Figure content listings:
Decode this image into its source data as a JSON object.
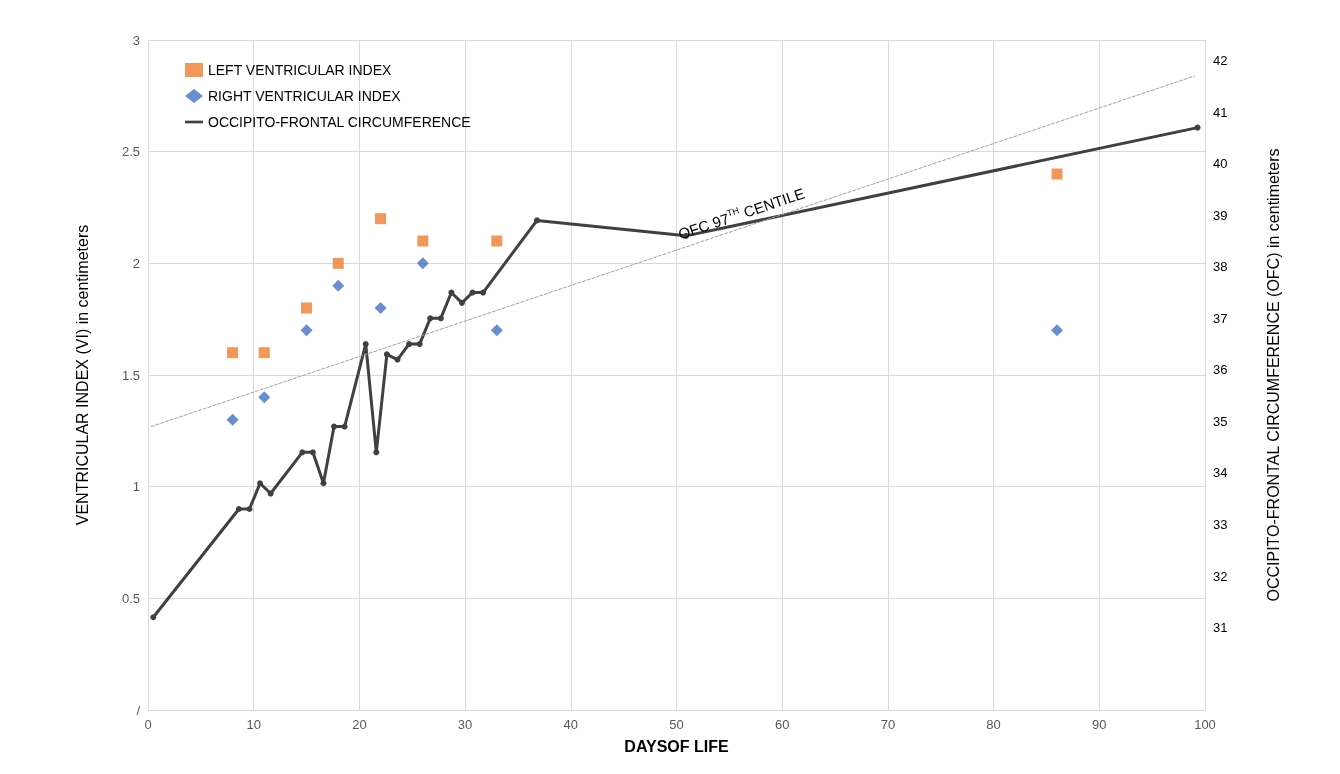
{
  "chart_data": {
    "type": "scatter",
    "xlabel": "DAYSOF LIFE",
    "ylabel": "VENTRICULAR INDEX (VI) in centimeters",
    "y2label": "OCCIPITO-FRONTAL CIRCUMFERENCE (OFC) in centimeters",
    "xlim": [
      0,
      100
    ],
    "xticks": [
      0,
      10,
      20,
      30,
      40,
      50,
      60,
      70,
      80,
      90,
      100
    ],
    "ylim": [
      0,
      3
    ],
    "yticks": [
      {
        "value": 0,
        "label": "/"
      },
      0.5,
      1,
      1.5,
      2,
      2.5,
      3
    ],
    "y2lim": [
      29.4,
      42.4
    ],
    "y2ticks": [
      31,
      32,
      33,
      34,
      35,
      36,
      37,
      38,
      39,
      40,
      41,
      42
    ],
    "grid": true,
    "legend": "top left",
    "annotations": [
      "OFC 97$^{TH}$ CENTILE"
    ],
    "series": [
      {
        "name": "LEFT VENTRICULAR INDEX",
        "marker": "square",
        "color": "#ed7d31",
        "x": [
          8,
          11,
          15,
          18,
          22,
          26,
          33,
          86
        ],
        "values": [
          1.6,
          1.6,
          1.8,
          2.0,
          2.2,
          2.1,
          2.1,
          2.4
        ]
      },
      {
        "name": "RIGHT VENTRICULAR INDEX",
        "marker": "diamond",
        "color": "#4472c4",
        "x": [
          8,
          11,
          15,
          18,
          22,
          26,
          33,
          86
        ],
        "values": [
          1.3,
          1.4,
          1.7,
          1.9,
          1.8,
          2.0,
          1.7,
          1.7
        ]
      },
      {
        "name": "OCCIPITO-FRONTAL CIRCUMFERENCE",
        "type": "line",
        "axis": "y2",
        "marker": "circle",
        "color": "#404040",
        "x": [
          0.5,
          8.6,
          9.6,
          10.6,
          11.6,
          14.6,
          15.6,
          16.6,
          17.6,
          18.6,
          20.6,
          21.6,
          22.6,
          23.6,
          24.7,
          25.7,
          26.7,
          27.7,
          28.7,
          29.7,
          30.7,
          31.7,
          36.8,
          50.9,
          99.3
        ],
        "values": [
          31.2,
          33.3,
          33.3,
          33.8,
          33.6,
          34.4,
          34.4,
          33.8,
          34.9,
          34.9,
          36.5,
          34.4,
          36.3,
          36.2,
          36.5,
          36.5,
          37.0,
          37.0,
          37.5,
          37.3,
          37.5,
          37.5,
          38.9,
          38.6,
          40.7
        ]
      },
      {
        "type": "line",
        "axis": "y2",
        "marker": "none",
        "line_style": "dashed",
        "color": "#a0a0a0",
        "x": [
          0.3,
          99
        ],
        "values": [
          34.9,
          41.7
        ]
      }
    ]
  }
}
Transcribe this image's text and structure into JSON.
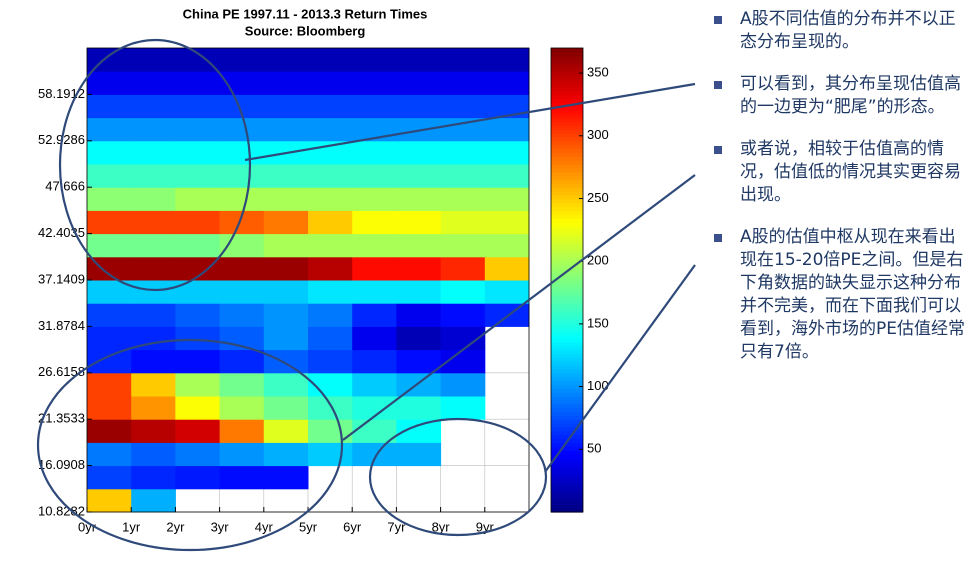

[AIM OF THE EXERCISE] Quote every entry exactly, with the pictures omitted.

[RESPONSE FOR THIS EXERCISE]
Decode this image into its source data as a JSON object.
{
  "chart_data": {
    "type": "scatter",
    "xlabel": "DAYSOF LIFE",
    "ylabel": "VENTRICULAR INDEX (VI) in centimeters",
    "y2label": "OCCIPITO-FRONTAL CIRCUMFERENCE (OFC) in centimeters",
    "xlim": [
      0,
      100
    ],
    "xticks": [
      0,
      10,
      20,
      30,
      40,
      50,
      60,
      70,
      80,
      90,
      100
    ],
    "ylim": [
      0,
      3
    ],
    "yticks": [
      {
        "value": 0,
        "label": "/"
      },
      0.5,
      1,
      1.5,
      2,
      2.5,
      3
    ],
    "y2lim": [
      29.4,
      42.4
    ],
    "y2ticks": [
      31,
      32,
      33,
      34,
      35,
      36,
      37,
      38,
      39,
      40,
      41,
      42
    ],
    "grid": true,
    "legend": "top left",
    "annotations": [
      "OFC 97$^{TH}$ CENTILE"
    ],
    "series": [
      {
        "name": "LEFT VENTRICULAR INDEX",
        "marker": "square",
        "color": "#ed7d31",
        "x": [
          8,
          11,
          15,
          18,
          22,
          26,
          33,
          86
        ],
        "values": [
          1.6,
          1.6,
          1.8,
          2.0,
          2.2,
          2.1,
          2.1,
          2.4
        ]
      },
      {
        "name": "RIGHT VENTRICULAR INDEX",
        "marker": "diamond",
        "color": "#4472c4",
        "x": [
          8,
          11,
          15,
          18,
          22,
          26,
          33,
          86
        ],
        "values": [
          1.3,
          1.4,
          1.7,
          1.9,
          1.8,
          2.0,
          1.7,
          1.7
        ]
      },
      {
        "name": "OCCIPITO-FRONTAL CIRCUMFERENCE",
        "type": "line",
        "axis": "y2",
        "marker": "circle",
        "color": "#404040",
        "x": [
          0.5,
          8.6,
          9.6,
          10.6,
          11.6,
          14.6,
          15.6,
          16.6,
          17.6,
          18.6,
          20.6,
          21.6,
          22.6,
          23.6,
          24.7,
          25.7,
          26.7,
          27.7,
          28.7,
          29.7,
          30.7,
          31.7,
          36.8,
          50.9,
          99.3
        ],
        "values": [
          31.2,
          33.3,
          33.3,
          33.8,
          33.6,
          34.4,
          34.4,
          33.8,
          34.9,
          34.9,
          36.5,
          34.4,
          36.3,
          36.2,
          36.5,
          36.5,
          37.0,
          37.0,
          37.5,
          37.3,
          37.5,
          37.5,
          38.9,
          38.6,
          40.7
        ]
      },
      {
        "type": "line",
        "axis": "y2",
        "marker": "none",
        "line_style": "dashed",
        "color": "#a0a0a0",
        "x": [
          0.3,
          99
        ],
        "values": [
          34.9,
          41.7
        ]
      }
    ]
  }
}
Transcribe this image's text and structure into JSON.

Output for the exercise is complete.